• [SET EXERCISE]: Go through the data below. Pull out every line that has the word "desktop".

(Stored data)
##########
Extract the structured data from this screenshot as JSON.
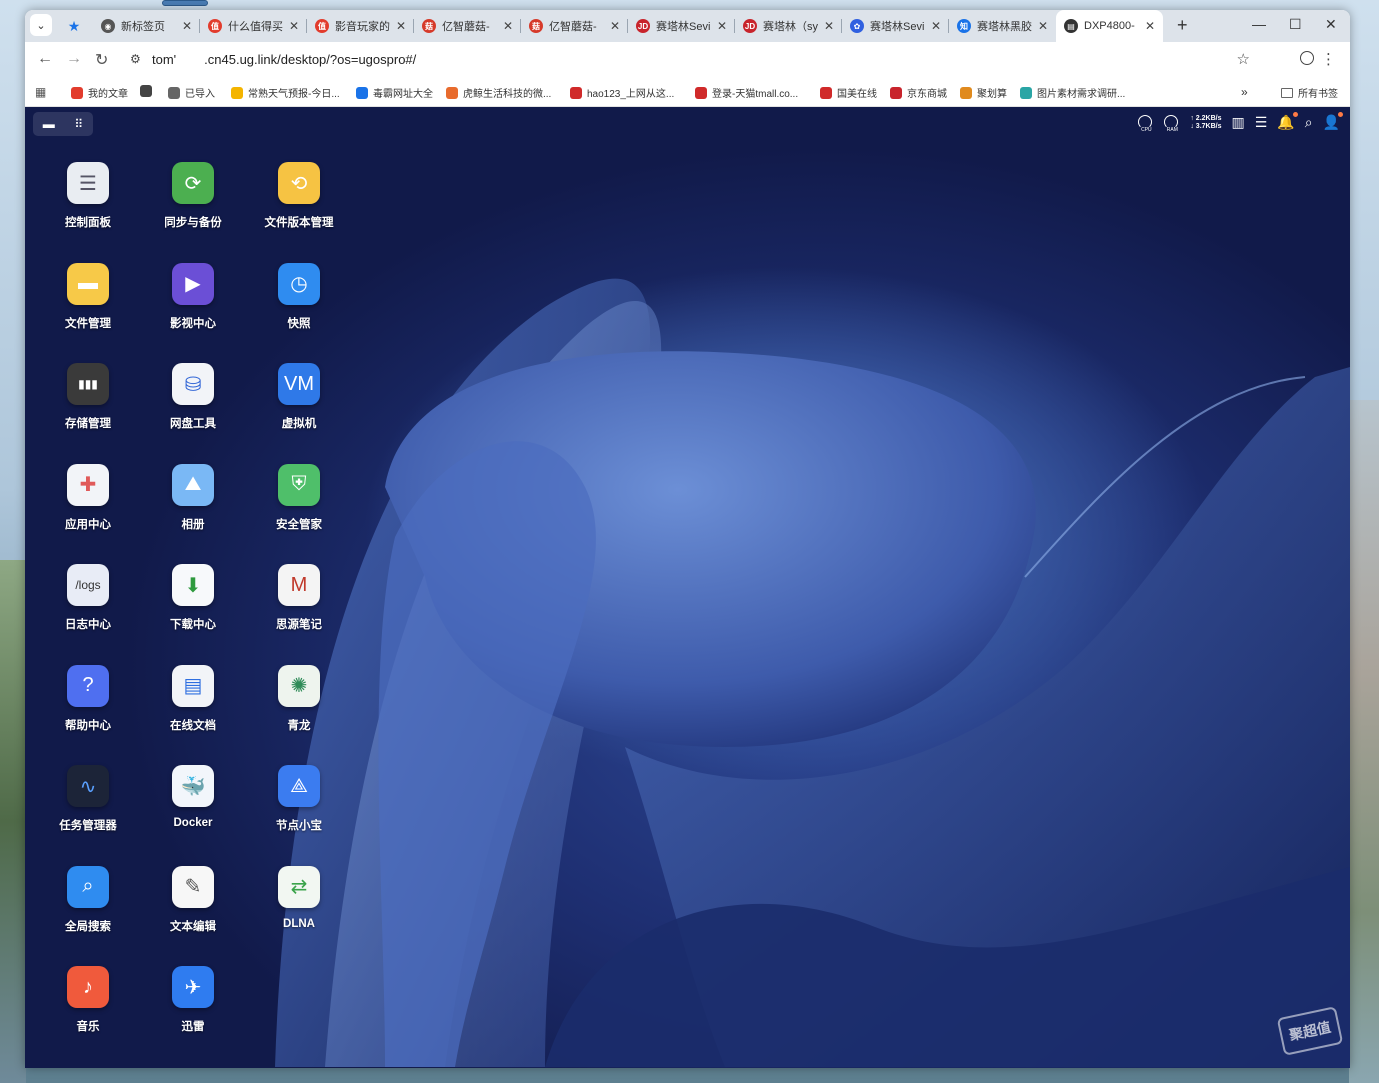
{
  "browser": {
    "tabs": [
      {
        "title": "新标签页",
        "color": "#555555",
        "icon": "chrome-icon"
      },
      {
        "title": "什么值得买",
        "color": "#e23c2d",
        "icon": "smzdm-icon"
      },
      {
        "title": "影音玩家的",
        "color": "#e23c2d",
        "icon": "smzdm-icon"
      },
      {
        "title": "亿智蘑菇-",
        "color": "#d63a2a",
        "icon": "mushroom-icon"
      },
      {
        "title": "亿智蘑菇-",
        "color": "#d63a2a",
        "icon": "mushroom-icon"
      },
      {
        "title": "赛塔林Sevi",
        "color": "#c8242c",
        "icon": "jd-icon"
      },
      {
        "title": "赛塔林（sy",
        "color": "#c8242c",
        "icon": "jd-icon"
      },
      {
        "title": "赛塔林Sevi",
        "color": "#3060e0",
        "icon": "baidu-icon"
      },
      {
        "title": "赛塔林黑胶",
        "color": "#1a73e8",
        "icon": "zhihu-icon"
      },
      {
        "title": "DXP4800-",
        "color": "#333333",
        "icon": "page-icon",
        "active": true
      }
    ],
    "url_host_prefix": "tom'",
    "url_rest": ".cn45.ug.link/desktop/?os=ugospro#/",
    "bookmarks": [
      {
        "label": "我的文章",
        "color": "#e23c2d"
      },
      {
        "label": "",
        "color": "#444444"
      },
      {
        "label": "已导入",
        "color": "#666666"
      },
      {
        "label": "常熟天气预报-今日...",
        "color": "#f4b400"
      },
      {
        "label": "毒霸网址大全",
        "color": "#1a73e8"
      },
      {
        "label": "虎鲸生活科技的微...",
        "color": "#e86b2d"
      },
      {
        "label": "hao123_上网从这...",
        "color": "#d02a2a"
      },
      {
        "label": "登录-天猫tmall.co...",
        "color": "#d02a2a"
      },
      {
        "label": "国美在线",
        "color": "#d02a2a"
      },
      {
        "label": "京东商城",
        "color": "#c8242c"
      },
      {
        "label": "聚划算",
        "color": "#e08a1e"
      },
      {
        "label": "图片素材需求调研...",
        "color": "#2aa5a5"
      }
    ],
    "bookmarks_more": "»",
    "all_bookmarks": "所有书签"
  },
  "desktop": {
    "net_up": "↑ 2.2KB/s",
    "net_down": "↓ 3.7KB/s",
    "gauge_cpu": "CPU",
    "gauge_ram": "RAM",
    "apps": [
      {
        "label": "控制面板",
        "icon": "control-panel-icon",
        "bg": "#e9edf2",
        "fg": "#556"
      },
      {
        "label": "同步与备份",
        "icon": "sync-icon",
        "bg": "#4caf50",
        "fg": "#fff"
      },
      {
        "label": "文件版本管理",
        "icon": "version-icon",
        "bg": "#f6c343",
        "fg": "#fff"
      },
      {
        "label": "文件管理",
        "icon": "folder-icon",
        "bg": "#f7c948",
        "fg": "#fff"
      },
      {
        "label": "影视中心",
        "icon": "video-icon",
        "bg": "#6b4fd6",
        "fg": "#fff"
      },
      {
        "label": "快照",
        "icon": "snapshot-icon",
        "bg": "#2f8cf0",
        "fg": "#fff"
      },
      {
        "label": "存储管理",
        "icon": "storage-icon",
        "bg": "#3a3a3a",
        "fg": "#fff"
      },
      {
        "label": "网盘工具",
        "icon": "cloud-drive-icon",
        "bg": "#f2f4f8",
        "fg": "#3266d6"
      },
      {
        "label": "虚拟机",
        "icon": "vm-icon",
        "bg": "#2f79e8",
        "fg": "#fff"
      },
      {
        "label": "应用中心",
        "icon": "app-center-icon",
        "bg": "#f2f4f8",
        "fg": "#e05a5a"
      },
      {
        "label": "相册",
        "icon": "album-icon",
        "bg": "#7ab8f5",
        "fg": "#fff"
      },
      {
        "label": "安全管家",
        "icon": "shield-icon",
        "bg": "#4fbf6a",
        "fg": "#fff"
      },
      {
        "label": "日志中心",
        "icon": "logs-icon",
        "bg": "#e8ecf6",
        "fg": "#333"
      },
      {
        "label": "下载中心",
        "icon": "download-icon",
        "bg": "#f7f9fb",
        "fg": "#2e9a3e"
      },
      {
        "label": "思源笔记",
        "icon": "siyuan-icon",
        "bg": "#f4f4f4",
        "fg": "#c0392b"
      },
      {
        "label": "帮助中心",
        "icon": "help-icon",
        "bg": "#4f6ff0",
        "fg": "#fff"
      },
      {
        "label": "在线文档",
        "icon": "document-icon",
        "bg": "#f2f4f8",
        "fg": "#2f6fe0"
      },
      {
        "label": "青龙",
        "icon": "qinglong-icon",
        "bg": "#eef4ee",
        "fg": "#2e8b57"
      },
      {
        "label": "任务管理器",
        "icon": "task-manager-icon",
        "bg": "#1c2438",
        "fg": "#5aa0ff"
      },
      {
        "label": "Docker",
        "icon": "docker-icon",
        "bg": "#f2f6fb",
        "fg": "#2496ed"
      },
      {
        "label": "节点小宝",
        "icon": "node-icon",
        "bg": "#3b7cf0",
        "fg": "#fff"
      },
      {
        "label": "全局搜索",
        "icon": "search-icon",
        "bg": "#2f8cf0",
        "fg": "#fff"
      },
      {
        "label": "文本编辑",
        "icon": "text-editor-icon",
        "bg": "#f7f7f7",
        "fg": "#555"
      },
      {
        "label": "DLNA",
        "icon": "dlna-icon",
        "bg": "#f2f7f2",
        "fg": "#3aa34a"
      },
      {
        "label": "音乐",
        "icon": "music-icon",
        "bg": "#f05a3c",
        "fg": "#fff"
      },
      {
        "label": "迅雷",
        "icon": "xunlei-icon",
        "bg": "#2f7cf0",
        "fg": "#fff"
      }
    ]
  },
  "watermark": "聚超值"
}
##########
• [RESULT FOR THIS EXERCISE]:
    "url_rest": ".cn45.ug.link/desktop/?os=ugospro#/",
  "desktop": {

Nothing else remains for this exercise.